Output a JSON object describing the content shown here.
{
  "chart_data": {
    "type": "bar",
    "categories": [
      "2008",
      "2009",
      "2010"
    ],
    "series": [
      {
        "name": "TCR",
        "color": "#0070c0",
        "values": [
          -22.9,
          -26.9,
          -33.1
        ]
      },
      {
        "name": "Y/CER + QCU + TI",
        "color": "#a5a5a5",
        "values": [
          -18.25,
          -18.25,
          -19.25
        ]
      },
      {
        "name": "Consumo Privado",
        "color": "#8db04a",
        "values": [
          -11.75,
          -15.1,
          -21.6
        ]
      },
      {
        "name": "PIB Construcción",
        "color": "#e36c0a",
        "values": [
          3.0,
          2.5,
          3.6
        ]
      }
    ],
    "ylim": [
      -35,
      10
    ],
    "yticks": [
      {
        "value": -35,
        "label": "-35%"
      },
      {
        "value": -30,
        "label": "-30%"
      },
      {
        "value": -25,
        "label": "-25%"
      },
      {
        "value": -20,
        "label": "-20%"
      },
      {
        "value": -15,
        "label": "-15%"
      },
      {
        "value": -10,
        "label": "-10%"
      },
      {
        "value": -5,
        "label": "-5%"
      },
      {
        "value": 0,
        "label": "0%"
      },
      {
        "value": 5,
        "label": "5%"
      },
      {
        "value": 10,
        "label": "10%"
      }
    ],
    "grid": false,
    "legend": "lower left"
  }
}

□ □ □ □

**BRIEF**.
In the records above, how many lines hold the string "name"? Reply with only the number.

**CORRECT RESPONSE**.
4